◆ **WHAT TO DO**
Filter the entries that follow, copying every line in which the word "this" appears.

◆ **THE RECORDS**
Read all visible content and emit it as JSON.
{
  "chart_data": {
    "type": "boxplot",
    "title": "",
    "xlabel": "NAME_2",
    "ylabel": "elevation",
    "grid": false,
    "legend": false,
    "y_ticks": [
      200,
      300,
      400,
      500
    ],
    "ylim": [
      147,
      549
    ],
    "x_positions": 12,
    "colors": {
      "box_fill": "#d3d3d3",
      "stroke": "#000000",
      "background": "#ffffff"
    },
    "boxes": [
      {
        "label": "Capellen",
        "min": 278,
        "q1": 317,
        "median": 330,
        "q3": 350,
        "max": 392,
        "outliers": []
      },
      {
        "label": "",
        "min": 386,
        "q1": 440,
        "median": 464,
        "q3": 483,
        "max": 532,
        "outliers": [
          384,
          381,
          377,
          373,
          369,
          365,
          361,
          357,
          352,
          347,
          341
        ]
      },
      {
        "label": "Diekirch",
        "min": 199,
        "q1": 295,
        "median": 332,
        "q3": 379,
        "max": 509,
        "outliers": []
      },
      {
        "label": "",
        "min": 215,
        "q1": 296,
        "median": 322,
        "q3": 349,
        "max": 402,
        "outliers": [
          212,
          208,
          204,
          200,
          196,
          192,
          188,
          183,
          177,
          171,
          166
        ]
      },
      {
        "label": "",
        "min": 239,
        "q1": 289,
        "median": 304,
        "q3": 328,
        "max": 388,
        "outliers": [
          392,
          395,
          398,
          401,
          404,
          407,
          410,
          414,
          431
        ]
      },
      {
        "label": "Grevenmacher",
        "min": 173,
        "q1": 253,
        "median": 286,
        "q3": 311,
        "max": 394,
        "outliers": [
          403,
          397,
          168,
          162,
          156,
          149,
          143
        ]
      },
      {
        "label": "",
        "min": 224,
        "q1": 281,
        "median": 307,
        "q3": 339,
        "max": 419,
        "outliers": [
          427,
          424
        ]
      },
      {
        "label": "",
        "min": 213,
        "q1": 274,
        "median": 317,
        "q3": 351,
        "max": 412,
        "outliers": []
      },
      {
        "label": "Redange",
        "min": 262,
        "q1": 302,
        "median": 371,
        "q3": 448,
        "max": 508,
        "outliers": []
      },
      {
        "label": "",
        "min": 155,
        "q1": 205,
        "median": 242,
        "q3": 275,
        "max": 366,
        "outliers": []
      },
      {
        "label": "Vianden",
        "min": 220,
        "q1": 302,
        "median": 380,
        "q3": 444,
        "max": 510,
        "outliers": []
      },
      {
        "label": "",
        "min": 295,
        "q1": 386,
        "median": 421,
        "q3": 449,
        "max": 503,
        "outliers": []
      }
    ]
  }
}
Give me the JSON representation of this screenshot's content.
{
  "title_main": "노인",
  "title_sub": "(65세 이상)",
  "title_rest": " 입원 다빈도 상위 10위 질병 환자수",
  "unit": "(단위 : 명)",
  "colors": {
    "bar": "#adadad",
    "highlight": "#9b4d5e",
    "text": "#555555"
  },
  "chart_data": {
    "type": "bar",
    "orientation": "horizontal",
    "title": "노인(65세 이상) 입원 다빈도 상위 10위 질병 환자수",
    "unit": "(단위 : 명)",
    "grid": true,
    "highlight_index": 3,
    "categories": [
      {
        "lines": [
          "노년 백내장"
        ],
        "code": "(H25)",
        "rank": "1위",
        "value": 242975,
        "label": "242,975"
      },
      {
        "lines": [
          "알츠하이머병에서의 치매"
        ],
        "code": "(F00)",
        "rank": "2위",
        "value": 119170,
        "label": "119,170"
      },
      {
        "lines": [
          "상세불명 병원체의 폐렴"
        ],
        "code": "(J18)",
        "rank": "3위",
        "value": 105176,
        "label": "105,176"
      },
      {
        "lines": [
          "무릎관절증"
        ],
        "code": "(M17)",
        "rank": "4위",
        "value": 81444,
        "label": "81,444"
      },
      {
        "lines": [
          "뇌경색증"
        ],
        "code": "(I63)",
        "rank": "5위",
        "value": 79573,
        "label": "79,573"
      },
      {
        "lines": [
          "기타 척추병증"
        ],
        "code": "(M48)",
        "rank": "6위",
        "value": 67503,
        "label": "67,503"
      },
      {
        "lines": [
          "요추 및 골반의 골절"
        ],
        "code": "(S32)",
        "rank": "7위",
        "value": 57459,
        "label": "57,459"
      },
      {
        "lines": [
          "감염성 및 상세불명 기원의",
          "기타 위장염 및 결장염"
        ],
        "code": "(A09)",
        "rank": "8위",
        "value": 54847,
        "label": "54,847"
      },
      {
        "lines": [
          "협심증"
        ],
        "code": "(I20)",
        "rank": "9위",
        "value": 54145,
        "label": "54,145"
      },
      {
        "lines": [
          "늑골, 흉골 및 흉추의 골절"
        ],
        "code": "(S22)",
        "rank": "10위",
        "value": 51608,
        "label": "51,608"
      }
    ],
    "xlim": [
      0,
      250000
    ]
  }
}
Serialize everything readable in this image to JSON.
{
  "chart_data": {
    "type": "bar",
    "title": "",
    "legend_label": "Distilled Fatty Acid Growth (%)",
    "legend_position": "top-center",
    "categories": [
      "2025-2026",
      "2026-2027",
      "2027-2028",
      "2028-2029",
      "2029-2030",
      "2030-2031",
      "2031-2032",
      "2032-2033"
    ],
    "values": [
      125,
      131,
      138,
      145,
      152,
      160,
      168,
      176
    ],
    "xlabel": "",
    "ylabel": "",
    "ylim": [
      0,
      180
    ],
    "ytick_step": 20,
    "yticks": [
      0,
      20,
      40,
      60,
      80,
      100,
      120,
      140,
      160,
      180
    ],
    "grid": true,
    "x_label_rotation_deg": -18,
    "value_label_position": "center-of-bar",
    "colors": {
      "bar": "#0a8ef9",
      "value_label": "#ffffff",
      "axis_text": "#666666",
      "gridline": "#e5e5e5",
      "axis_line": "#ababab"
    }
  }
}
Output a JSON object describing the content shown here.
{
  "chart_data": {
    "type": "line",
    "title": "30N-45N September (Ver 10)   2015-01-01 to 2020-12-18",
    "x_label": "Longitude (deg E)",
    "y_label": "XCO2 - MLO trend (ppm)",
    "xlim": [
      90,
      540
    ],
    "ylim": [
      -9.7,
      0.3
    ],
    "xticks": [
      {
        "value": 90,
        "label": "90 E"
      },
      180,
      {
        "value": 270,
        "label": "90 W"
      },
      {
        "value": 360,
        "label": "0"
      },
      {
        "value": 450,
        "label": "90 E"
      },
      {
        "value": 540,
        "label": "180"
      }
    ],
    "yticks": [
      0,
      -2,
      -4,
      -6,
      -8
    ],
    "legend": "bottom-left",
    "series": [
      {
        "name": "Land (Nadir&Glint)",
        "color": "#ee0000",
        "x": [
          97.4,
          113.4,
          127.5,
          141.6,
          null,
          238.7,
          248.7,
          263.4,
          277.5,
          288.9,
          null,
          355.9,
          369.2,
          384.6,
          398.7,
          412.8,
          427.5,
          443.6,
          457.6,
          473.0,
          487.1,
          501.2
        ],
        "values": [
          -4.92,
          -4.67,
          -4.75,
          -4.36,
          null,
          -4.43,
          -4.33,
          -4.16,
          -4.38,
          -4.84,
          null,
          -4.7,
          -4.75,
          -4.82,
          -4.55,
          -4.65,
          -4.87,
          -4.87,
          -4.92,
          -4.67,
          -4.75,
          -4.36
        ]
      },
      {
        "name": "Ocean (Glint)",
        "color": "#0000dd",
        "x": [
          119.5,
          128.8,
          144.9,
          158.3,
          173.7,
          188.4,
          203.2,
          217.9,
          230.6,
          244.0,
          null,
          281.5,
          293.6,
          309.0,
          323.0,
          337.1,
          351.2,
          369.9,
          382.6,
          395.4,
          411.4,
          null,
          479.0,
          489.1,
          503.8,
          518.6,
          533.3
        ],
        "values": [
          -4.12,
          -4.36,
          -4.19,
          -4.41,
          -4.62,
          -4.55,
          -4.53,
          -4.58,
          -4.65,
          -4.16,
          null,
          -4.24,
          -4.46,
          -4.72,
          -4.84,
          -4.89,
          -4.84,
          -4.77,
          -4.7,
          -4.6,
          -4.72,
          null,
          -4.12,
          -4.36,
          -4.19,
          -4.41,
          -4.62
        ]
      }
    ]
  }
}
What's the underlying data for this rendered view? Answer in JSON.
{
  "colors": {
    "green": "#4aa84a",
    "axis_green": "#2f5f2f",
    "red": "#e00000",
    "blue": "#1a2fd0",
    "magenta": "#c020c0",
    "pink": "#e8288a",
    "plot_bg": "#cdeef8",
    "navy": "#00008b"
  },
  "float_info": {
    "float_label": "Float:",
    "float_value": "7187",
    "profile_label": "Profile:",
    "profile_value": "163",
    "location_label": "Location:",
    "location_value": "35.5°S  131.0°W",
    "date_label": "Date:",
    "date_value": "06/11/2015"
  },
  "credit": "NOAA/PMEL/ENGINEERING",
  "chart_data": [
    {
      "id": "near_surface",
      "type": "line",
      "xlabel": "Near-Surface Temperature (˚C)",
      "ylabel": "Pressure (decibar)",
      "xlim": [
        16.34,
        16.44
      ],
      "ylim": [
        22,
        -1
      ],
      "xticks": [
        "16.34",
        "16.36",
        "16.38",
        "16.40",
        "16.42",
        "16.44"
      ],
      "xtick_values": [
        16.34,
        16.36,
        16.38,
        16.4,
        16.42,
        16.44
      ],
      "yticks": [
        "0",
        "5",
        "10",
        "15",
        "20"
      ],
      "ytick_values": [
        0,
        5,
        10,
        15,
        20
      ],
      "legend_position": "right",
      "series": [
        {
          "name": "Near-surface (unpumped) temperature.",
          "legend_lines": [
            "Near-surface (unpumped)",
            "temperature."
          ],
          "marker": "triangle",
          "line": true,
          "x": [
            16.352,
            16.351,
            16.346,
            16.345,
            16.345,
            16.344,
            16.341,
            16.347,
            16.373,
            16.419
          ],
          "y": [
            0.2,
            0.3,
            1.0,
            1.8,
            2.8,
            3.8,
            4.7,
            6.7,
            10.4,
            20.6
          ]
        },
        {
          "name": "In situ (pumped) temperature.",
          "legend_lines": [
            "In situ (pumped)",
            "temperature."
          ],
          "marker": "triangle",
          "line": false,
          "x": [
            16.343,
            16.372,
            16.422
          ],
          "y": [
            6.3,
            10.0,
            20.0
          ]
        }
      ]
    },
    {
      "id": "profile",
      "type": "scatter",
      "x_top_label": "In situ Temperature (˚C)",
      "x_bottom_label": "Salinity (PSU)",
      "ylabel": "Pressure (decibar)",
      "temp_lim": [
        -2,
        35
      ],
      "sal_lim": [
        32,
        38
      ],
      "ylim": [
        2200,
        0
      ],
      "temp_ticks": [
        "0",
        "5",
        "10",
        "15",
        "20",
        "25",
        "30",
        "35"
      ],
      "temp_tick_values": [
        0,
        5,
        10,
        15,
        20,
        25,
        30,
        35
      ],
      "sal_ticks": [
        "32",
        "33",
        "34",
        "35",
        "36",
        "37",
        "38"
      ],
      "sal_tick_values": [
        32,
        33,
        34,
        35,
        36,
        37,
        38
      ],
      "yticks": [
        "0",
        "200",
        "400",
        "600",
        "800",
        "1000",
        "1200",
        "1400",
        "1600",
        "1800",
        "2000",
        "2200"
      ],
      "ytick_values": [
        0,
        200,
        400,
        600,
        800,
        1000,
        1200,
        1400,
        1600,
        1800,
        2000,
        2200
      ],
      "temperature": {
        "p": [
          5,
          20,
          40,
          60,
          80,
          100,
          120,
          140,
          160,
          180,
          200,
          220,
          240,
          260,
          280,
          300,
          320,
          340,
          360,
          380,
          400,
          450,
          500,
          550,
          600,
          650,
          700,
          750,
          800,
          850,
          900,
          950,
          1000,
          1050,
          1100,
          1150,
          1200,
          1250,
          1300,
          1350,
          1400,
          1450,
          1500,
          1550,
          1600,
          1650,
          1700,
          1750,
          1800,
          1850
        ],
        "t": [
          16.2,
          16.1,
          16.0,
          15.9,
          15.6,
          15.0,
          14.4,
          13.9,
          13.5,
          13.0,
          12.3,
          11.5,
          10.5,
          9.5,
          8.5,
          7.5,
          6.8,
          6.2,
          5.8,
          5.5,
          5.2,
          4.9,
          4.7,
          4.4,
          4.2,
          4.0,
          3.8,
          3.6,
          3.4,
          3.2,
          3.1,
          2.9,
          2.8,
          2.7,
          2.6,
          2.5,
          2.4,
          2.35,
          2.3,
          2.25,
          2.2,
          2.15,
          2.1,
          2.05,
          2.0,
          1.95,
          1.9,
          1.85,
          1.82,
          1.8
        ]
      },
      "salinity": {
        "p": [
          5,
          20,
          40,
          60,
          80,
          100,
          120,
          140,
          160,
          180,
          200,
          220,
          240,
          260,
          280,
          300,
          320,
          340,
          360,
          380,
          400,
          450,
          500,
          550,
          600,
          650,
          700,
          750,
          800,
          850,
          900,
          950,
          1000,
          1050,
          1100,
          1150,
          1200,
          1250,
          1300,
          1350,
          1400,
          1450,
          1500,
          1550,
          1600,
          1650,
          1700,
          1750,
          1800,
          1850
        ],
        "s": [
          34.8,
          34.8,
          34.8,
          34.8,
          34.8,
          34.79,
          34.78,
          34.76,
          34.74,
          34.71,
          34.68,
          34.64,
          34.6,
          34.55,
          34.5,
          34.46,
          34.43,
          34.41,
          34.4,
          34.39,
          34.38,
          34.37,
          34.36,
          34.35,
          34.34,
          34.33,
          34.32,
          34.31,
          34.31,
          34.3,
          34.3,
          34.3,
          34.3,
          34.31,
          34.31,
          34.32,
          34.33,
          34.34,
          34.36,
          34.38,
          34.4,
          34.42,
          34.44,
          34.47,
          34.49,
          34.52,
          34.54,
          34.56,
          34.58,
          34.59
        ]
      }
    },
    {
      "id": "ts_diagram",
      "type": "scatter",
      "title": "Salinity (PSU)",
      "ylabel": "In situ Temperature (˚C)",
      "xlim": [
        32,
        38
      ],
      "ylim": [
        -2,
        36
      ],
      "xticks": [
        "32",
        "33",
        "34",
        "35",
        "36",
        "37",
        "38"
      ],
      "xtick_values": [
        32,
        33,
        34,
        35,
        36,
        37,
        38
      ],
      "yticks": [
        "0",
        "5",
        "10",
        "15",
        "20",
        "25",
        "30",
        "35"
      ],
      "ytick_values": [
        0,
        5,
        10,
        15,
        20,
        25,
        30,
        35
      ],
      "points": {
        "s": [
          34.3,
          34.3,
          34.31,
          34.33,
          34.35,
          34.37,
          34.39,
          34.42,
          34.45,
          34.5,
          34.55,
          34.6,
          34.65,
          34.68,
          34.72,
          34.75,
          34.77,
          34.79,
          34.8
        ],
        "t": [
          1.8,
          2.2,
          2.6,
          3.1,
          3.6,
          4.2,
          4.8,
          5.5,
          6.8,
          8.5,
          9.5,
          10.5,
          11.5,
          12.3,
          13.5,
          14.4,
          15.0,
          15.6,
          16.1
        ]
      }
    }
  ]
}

◆ **THE OUTPUT**
Give me the JSON representation of this screenshot's content.
Serialize everything readable in this image to JSON.
What's the underlying data for this rendered view? Answer in JSON.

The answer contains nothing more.